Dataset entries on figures
#####

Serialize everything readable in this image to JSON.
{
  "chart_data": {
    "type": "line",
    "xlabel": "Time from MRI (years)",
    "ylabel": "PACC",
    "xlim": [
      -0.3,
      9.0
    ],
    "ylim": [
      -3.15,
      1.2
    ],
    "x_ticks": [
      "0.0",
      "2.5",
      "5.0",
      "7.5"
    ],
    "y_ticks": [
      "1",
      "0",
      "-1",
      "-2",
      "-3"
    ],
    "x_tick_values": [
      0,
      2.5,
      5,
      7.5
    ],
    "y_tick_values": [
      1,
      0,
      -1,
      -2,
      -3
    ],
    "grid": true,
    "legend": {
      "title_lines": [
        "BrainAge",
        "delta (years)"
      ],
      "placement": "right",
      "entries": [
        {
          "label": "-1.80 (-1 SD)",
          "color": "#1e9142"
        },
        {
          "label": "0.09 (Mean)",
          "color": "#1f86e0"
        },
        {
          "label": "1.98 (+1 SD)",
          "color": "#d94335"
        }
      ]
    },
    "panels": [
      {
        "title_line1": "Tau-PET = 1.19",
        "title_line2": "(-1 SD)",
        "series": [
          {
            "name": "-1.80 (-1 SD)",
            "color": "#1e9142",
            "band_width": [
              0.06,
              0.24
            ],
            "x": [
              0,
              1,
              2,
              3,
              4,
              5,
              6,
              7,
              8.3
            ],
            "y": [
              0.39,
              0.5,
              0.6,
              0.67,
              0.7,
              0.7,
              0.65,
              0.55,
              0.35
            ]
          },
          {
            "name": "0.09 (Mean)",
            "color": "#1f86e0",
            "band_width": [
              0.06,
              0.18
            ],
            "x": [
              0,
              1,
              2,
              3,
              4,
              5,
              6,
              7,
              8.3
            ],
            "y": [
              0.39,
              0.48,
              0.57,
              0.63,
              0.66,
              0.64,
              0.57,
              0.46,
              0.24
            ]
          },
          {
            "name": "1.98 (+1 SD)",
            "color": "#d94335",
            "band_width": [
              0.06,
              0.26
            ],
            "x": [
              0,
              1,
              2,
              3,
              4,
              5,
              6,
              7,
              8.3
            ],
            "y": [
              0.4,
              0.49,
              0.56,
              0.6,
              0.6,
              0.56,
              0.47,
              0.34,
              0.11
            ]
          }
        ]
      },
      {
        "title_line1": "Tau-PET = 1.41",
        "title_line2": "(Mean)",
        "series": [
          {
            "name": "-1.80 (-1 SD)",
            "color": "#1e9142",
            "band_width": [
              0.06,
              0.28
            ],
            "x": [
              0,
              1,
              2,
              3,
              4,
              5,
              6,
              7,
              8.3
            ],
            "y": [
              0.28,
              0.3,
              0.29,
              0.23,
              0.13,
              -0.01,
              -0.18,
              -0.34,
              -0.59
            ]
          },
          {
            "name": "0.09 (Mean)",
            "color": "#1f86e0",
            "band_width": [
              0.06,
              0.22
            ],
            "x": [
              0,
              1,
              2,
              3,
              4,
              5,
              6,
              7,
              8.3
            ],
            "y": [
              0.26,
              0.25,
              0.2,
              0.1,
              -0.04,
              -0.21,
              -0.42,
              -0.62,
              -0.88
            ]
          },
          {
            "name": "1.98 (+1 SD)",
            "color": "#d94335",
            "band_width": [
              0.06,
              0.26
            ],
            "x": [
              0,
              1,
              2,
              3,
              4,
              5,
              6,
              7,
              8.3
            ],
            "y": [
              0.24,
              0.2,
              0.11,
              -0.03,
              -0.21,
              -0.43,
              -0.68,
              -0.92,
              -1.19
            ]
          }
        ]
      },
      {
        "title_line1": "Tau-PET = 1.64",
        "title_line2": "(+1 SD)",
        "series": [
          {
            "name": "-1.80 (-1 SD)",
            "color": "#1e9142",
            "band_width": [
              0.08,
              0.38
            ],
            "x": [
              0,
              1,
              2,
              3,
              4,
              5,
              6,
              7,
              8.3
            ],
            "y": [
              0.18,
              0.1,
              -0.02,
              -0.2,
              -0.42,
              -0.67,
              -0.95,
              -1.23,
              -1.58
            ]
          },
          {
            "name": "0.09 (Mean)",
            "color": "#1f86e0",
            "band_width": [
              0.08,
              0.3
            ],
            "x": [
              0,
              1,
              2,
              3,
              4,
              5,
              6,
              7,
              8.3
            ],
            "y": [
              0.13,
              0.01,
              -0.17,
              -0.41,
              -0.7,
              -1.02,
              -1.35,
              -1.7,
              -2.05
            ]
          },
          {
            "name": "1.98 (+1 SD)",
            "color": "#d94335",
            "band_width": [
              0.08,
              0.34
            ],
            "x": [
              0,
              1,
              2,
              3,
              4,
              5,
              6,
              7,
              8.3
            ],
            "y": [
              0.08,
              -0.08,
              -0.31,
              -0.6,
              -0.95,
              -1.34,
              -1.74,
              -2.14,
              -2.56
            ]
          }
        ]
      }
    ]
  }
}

#####

WHAT TO WORK ON
Output the entries exactly.

SOLUTION TO THE EXERCISE
Serialize everything readable in this image to JSON.
{
  "chart_data": {
    "type": "line",
    "xlabel": "Time from MRI (years)",
    "ylabel": "PACC",
    "xlim": [
      -0.3,
      9.0
    ],
    "ylim": [
      -3.15,
      1.2
    ],
    "x_ticks": [
      "0.0",
      "2.5",
      "5.0",
      "7.5"
    ],
    "y_ticks": [
      "1",
      "0",
      "-1",
      "-2",
      "-3"
    ],
    "x_tick_values": [
      0,
      2.5,
      5,
      7.5
    ],
    "y_tick_values": [
      1,
      0,
      -1,
      -2,
      -3
    ],
    "grid": true,
    "legend": {
      "title_lines": [
        "BrainAge",
        "delta (years)"
      ],
      "placement": "right",
      "entries": [
        {
          "label": "-1.80 (-1 SD)",
          "color": "#1e9142"
        },
        {
          "label": "0.09 (Mean)",
          "color": "#1f86e0"
        },
        {
          "label": "1.98 (+1 SD)",
          "color": "#d94335"
        }
      ]
    },
    "panels": [
      {
        "title_line1": "Tau-PET = 1.19",
        "title_line2": "(-1 SD)",
        "series": [
          {
            "name": "-1.80 (-1 SD)",
            "color": "#1e9142",
            "band_width": [
              0.06,
              0.24
            ],
            "x": [
              0,
              1,
              2,
              3,
              4,
              5,
              6,
              7,
              8.3
            ],
            "y": [
              0.39,
              0.5,
              0.6,
              0.67,
              0.7,
              0.7,
              0.65,
              0.55,
              0.35
            ]
          },
          {
            "name": "0.09 (Mean)",
            "color": "#1f86e0",
            "band_width": [
              0.06,
              0.18
            ],
            "x": [
              0,
              1,
              2,
              3,
              4,
              5,
              6,
              7,
              8.3
            ],
            "y": [
              0.39,
              0.48,
              0.57,
              0.63,
              0.66,
              0.64,
              0.57,
              0.46,
              0.24
            ]
          },
          {
            "name": "1.98 (+1 SD)",
            "color": "#d94335",
            "band_width": [
              0.06,
              0.26
            ],
            "x": [
              0,
              1,
              2,
              3,
              4,
              5,
              6,
              7,
              8.3
            ],
            "y": [
              0.4,
              0.49,
              0.56,
              0.6,
              0.6,
              0.56,
              0.47,
              0.34,
              0.11
            ]
          }
        ]
      },
      {
        "title_line1": "Tau-PET = 1.41",
        "title_line2": "(Mean)",
        "series": [
          {
            "name": "-1.80 (-1 SD)",
            "color": "#1e9142",
            "band_width": [
              0.06,
              0.28
            ],
            "x": [
              0,
              1,
              2,
              3,
              4,
              5,
              6,
              7,
              8.3
            ],
            "y": [
              0.28,
              0.3,
              0.29,
              0.23,
              0.13,
              -0.01,
              -0.18,
              -0.34,
              -0.59
            ]
          },
          {
            "name": "0.09 (Mean)",
            "color": "#1f86e0",
            "band_width": [
              0.06,
              0.22
            ],
            "x": [
              0,
              1,
              2,
              3,
              4,
              5,
              6,
              7,
              8.3
            ],
            "y": [
              0.26,
              0.25,
              0.2,
              0.1,
              -0.04,
              -0.21,
              -0.42,
              -0.62,
              -0.88
            ]
          },
          {
            "name": "1.98 (+1 SD)",
            "color": "#d94335",
            "band_width": [
              0.06,
              0.26
            ],
            "x": [
              0,
              1,
              2,
              3,
              4,
              5,
              6,
              7,
              8.3
            ],
            "y": [
              0.24,
              0.2,
              0.11,
              -0.03,
              -0.21,
              -0.43,
              -0.68,
              -0.92,
              -1.19
            ]
          }
        ]
      },
      {
        "title_line1": "Tau-PET = 1.64",
        "title_line2": "(+1 SD)",
        "series": [
          {
            "name": "-1.80 (-1 SD)",
            "color": "#1e9142",
            "band_width": [
              0.08,
              0.38
            ],
            "x": [
              0,
              1,
              2,
              3,
              4,
              5,
              6,
              7,
              8.3
            ],
            "y": [
              0.18,
              0.1,
              -0.02,
              -0.2,
              -0.42,
              -0.67,
              -0.95,
              -1.23,
              -1.58
            ]
          },
          {
            "name": "0.09 (Mean)",
            "color": "#1f86e0",
            "band_width": [
              0.08,
              0.3
            ],
            "x": [
              0,
              1,
              2,
              3,
              4,
              5,
              6,
              7,
              8.3
            ],
            "y": [
              0.13,
              0.01,
              -0.17,
              -0.41,
              -0.7,
              -1.02,
              -1.35,
              -1.7,
              -2.05
            ]
          },
          {
            "name": "1.98 (+1 SD)",
            "color": "#d94335",
            "band_width": [
              0.08,
              0.34
            ],
            "x": [
              0,
              1,
              2,
              3,
              4,
              5,
              6,
              7,
              8.3
            ],
            "y": [
              0.08,
              -0.08,
              -0.31,
              -0.6,
              -0.95,
              -1.34,
              -1.74,
              -2.14,
              -2.56
            ]
          }
        ]
      }
    ]
  }
}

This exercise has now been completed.